• What the task requires:
Tell how many lines have the string "여러분이" in them, and write nothing besides the number.

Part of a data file
○ ○ ○ ○ ○
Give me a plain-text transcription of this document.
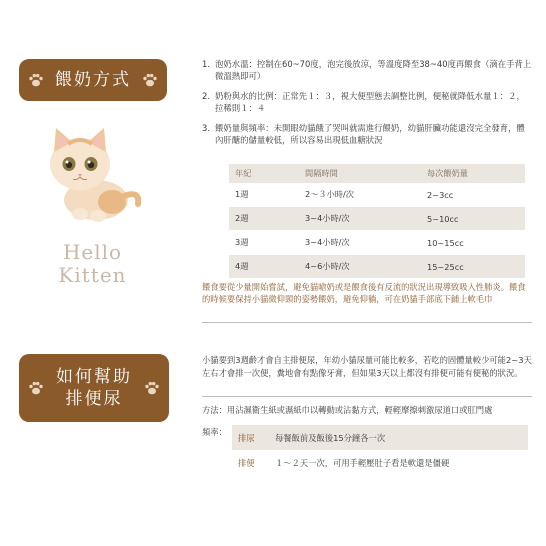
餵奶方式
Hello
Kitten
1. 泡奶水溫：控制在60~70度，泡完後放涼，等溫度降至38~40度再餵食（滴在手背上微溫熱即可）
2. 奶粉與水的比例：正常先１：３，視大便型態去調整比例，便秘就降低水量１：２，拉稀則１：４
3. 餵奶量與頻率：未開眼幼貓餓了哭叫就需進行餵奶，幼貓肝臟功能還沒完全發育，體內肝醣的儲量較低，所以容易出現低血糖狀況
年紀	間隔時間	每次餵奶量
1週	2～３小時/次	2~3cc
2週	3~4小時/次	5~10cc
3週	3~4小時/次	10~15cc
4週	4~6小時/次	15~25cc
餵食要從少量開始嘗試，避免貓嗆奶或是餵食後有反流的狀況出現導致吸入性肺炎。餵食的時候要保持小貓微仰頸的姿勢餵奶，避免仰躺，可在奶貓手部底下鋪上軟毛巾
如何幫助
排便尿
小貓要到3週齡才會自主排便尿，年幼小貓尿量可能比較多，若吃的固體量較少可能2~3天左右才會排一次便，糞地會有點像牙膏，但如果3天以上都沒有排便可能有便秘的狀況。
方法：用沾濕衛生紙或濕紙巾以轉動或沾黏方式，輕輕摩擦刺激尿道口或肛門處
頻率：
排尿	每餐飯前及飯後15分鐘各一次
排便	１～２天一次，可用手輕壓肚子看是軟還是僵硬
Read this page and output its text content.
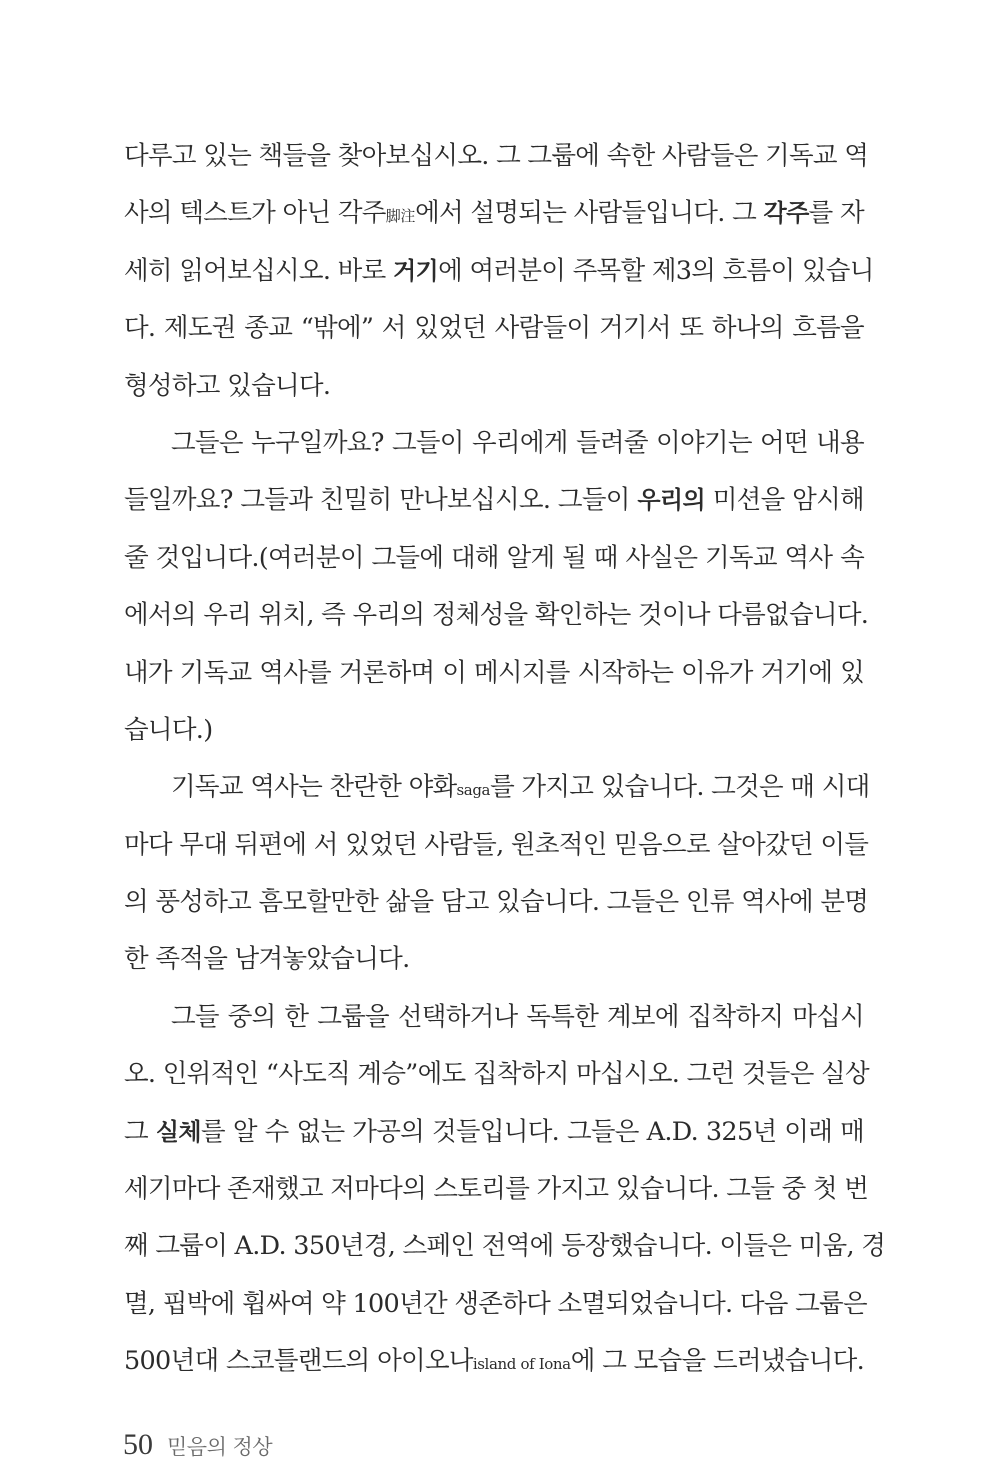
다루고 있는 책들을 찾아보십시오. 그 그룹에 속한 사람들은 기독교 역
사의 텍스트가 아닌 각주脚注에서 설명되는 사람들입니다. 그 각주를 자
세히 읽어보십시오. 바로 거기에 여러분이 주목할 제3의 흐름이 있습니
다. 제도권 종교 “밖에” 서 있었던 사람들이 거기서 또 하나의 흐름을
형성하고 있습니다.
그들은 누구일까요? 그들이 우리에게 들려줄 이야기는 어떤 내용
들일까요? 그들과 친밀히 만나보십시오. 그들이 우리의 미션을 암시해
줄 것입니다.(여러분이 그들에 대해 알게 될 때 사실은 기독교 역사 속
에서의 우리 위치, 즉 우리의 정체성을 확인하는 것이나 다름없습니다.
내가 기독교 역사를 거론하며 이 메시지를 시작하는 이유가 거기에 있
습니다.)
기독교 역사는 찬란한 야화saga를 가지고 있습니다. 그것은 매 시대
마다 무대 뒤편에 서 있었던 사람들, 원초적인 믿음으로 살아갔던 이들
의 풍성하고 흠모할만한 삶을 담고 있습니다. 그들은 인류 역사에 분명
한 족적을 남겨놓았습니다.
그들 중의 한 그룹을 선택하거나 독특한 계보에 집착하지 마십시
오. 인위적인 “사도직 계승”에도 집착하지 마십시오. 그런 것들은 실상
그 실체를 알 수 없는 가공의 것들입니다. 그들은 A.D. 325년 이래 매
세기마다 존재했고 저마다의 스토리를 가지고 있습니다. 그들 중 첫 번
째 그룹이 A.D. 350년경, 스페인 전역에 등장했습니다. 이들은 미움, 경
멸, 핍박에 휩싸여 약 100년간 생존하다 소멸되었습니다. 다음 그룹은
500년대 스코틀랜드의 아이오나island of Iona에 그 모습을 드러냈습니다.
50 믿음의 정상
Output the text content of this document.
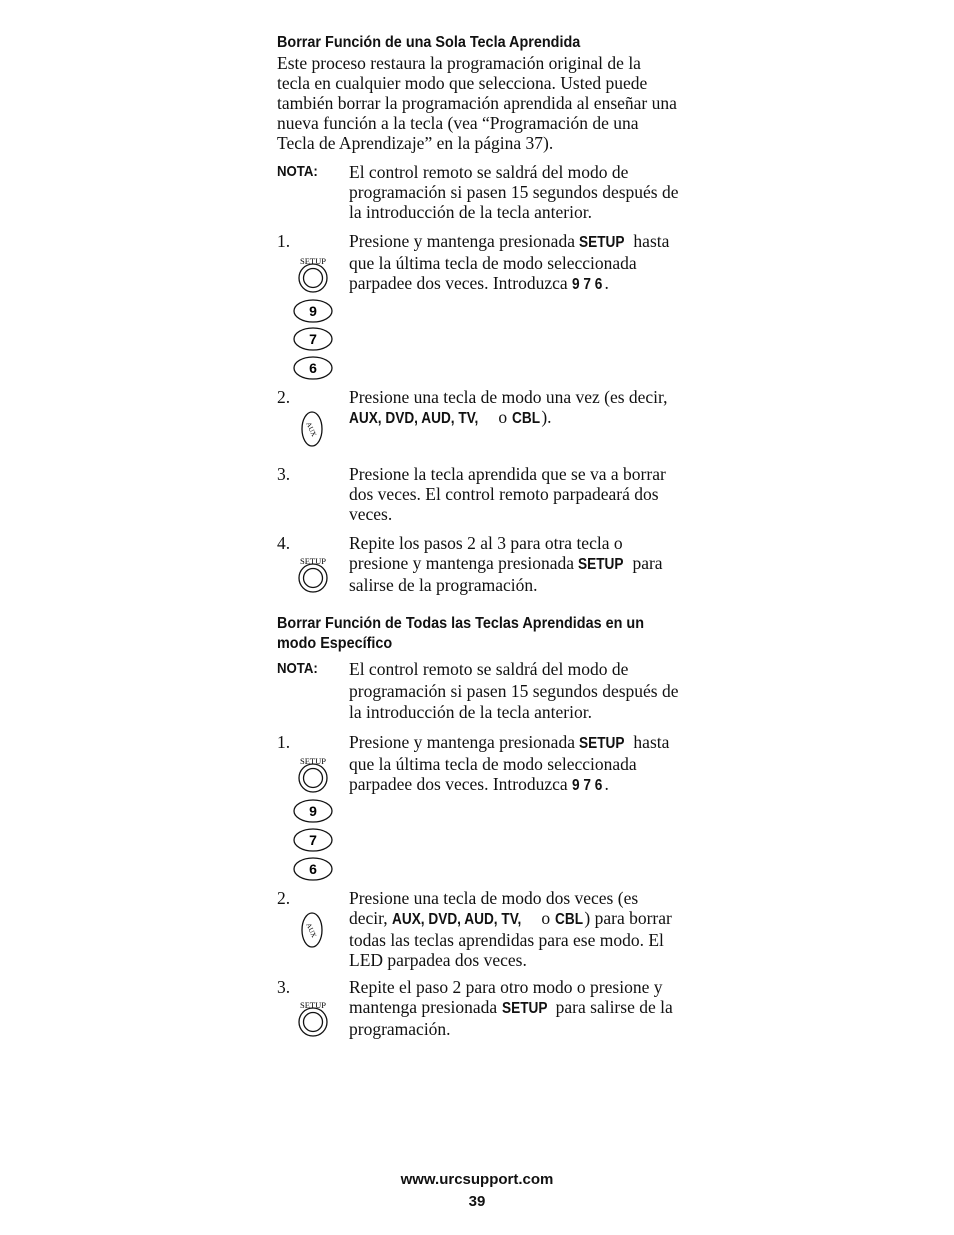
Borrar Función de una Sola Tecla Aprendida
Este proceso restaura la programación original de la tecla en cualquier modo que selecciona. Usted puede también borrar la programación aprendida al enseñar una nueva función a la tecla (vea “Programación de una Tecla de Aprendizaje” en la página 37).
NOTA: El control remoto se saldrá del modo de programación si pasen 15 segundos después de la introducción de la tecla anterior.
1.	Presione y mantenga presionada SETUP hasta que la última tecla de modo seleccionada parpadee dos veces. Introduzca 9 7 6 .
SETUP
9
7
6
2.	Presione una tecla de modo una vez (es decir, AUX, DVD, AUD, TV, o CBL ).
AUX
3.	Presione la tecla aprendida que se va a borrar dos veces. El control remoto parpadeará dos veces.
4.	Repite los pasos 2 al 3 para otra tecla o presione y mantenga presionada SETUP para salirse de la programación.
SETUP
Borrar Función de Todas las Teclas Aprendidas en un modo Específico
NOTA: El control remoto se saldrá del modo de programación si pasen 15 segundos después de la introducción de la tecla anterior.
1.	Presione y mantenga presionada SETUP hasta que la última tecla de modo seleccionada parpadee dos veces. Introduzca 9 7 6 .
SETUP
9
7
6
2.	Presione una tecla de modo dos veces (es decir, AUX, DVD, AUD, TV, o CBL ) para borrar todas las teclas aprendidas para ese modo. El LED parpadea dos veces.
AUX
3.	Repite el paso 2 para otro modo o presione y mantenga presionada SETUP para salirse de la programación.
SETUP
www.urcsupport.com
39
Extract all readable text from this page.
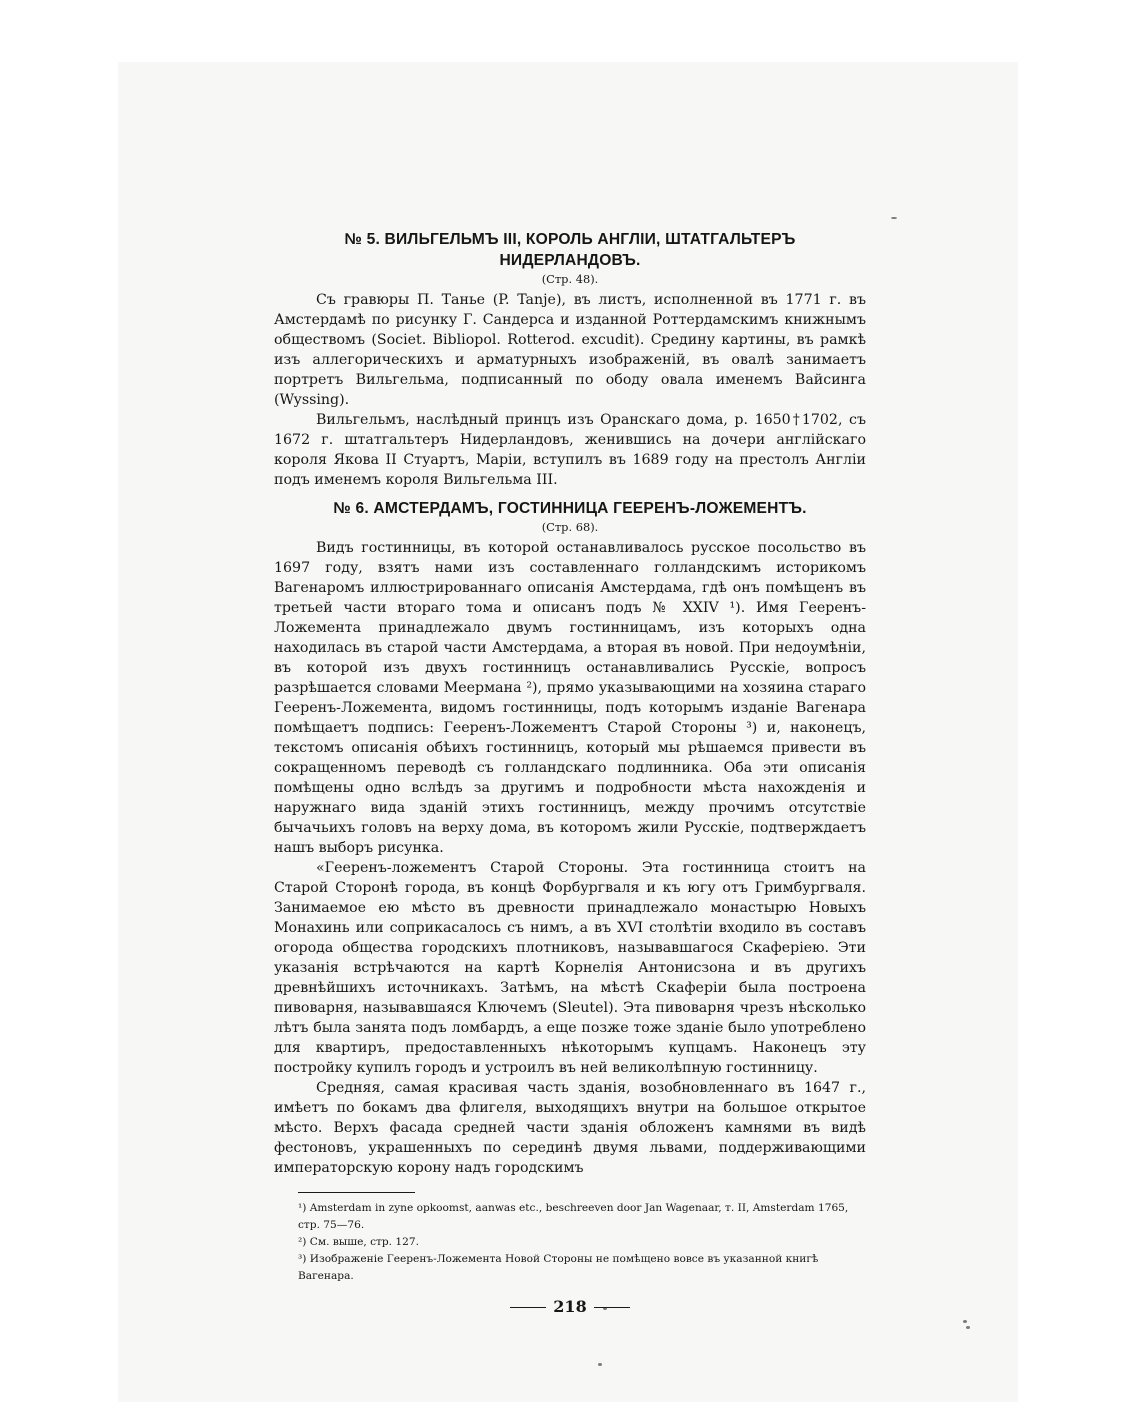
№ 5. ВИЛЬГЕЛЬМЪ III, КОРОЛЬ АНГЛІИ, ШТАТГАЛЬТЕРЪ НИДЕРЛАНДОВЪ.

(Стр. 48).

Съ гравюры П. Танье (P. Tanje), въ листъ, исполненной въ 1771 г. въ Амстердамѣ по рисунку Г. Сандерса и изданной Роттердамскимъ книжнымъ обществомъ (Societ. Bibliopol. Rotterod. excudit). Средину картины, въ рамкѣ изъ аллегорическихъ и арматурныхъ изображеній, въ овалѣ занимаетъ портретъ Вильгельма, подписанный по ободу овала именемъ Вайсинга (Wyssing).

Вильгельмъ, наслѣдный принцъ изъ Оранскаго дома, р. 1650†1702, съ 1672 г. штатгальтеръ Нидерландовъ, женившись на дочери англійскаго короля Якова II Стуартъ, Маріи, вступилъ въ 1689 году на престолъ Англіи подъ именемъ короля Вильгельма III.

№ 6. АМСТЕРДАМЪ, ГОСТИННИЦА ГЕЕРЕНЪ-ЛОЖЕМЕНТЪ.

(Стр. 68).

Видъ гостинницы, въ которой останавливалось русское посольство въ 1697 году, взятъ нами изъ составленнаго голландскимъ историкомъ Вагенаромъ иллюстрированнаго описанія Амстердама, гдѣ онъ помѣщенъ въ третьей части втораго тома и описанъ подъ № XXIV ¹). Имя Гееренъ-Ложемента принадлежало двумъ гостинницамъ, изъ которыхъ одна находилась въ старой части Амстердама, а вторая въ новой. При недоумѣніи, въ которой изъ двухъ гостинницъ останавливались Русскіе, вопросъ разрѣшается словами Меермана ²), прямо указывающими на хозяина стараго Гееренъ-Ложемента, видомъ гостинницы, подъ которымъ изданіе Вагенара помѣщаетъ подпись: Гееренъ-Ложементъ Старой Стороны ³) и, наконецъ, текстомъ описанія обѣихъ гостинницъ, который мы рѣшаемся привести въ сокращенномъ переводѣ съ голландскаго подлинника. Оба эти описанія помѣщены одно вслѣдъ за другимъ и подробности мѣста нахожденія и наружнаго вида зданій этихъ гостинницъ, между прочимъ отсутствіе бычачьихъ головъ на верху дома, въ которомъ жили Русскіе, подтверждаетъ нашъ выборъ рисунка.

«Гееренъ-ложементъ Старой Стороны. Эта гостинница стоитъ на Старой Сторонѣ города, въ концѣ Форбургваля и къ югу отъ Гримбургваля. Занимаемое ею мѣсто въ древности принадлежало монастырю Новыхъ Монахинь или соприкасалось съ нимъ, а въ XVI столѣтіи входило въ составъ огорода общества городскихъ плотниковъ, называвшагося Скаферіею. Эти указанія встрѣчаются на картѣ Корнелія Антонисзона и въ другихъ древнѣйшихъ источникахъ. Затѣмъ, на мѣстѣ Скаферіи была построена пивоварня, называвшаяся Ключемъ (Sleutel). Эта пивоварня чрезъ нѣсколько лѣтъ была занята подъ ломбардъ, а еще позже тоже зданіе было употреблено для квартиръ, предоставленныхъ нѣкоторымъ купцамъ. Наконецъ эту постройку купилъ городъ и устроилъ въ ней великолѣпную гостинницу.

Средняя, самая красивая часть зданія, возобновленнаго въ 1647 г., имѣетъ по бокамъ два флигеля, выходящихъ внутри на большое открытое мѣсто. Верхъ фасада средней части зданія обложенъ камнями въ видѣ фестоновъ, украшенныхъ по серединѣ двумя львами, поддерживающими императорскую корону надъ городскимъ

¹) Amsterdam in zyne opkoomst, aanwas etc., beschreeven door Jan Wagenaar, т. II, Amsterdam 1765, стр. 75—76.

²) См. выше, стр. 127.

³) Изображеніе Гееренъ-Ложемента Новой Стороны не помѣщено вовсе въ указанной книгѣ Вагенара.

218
○ ○ ○ ○ ○
• Solution to this problem:
2